%%

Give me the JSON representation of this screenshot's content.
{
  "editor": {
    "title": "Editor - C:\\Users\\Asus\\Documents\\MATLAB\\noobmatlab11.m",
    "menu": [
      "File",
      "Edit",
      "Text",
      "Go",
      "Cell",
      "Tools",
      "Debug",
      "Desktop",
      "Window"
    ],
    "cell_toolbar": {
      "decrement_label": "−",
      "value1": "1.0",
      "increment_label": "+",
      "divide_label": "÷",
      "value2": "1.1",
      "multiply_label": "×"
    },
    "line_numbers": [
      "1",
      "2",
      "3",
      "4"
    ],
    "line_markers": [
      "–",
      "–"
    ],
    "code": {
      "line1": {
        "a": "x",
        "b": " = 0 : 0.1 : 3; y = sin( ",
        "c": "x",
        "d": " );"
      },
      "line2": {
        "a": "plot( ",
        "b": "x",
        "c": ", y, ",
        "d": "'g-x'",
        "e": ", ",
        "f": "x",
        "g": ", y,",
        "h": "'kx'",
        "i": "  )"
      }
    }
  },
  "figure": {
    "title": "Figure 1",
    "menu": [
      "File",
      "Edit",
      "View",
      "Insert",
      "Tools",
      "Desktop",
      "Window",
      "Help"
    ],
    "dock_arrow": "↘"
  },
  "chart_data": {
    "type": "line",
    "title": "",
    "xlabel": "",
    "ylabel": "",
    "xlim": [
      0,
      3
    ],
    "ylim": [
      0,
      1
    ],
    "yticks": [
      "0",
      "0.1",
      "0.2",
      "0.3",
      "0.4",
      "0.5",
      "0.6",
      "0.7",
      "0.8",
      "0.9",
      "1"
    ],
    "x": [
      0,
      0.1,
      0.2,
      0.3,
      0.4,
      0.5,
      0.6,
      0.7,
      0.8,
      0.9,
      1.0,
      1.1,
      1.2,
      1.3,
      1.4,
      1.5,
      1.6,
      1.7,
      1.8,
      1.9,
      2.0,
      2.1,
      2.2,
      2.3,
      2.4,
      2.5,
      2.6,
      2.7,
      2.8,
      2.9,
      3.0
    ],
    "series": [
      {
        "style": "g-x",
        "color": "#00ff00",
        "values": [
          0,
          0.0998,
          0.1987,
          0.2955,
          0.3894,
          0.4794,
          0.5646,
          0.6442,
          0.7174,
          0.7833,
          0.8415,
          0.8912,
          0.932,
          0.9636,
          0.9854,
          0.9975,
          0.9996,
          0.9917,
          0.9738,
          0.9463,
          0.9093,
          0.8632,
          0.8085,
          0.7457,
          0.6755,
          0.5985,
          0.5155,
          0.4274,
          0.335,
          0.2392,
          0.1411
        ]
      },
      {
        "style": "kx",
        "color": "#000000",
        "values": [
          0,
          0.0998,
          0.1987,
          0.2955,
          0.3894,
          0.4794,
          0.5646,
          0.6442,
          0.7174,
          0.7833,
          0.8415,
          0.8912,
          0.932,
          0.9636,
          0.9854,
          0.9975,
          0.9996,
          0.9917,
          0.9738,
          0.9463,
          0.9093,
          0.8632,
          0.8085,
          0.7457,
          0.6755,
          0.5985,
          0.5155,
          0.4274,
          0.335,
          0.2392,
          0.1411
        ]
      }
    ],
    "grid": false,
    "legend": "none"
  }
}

%%

- _Exercise objective_
Copy each line of the listing that holds the word "title".

- _Answer to the problem_
    "title": "Editor - C:\\Users\\Asus\\Documents\\MATLAB\\noobmatlab11.m",
    "title": "Figure 1",
    "title": "",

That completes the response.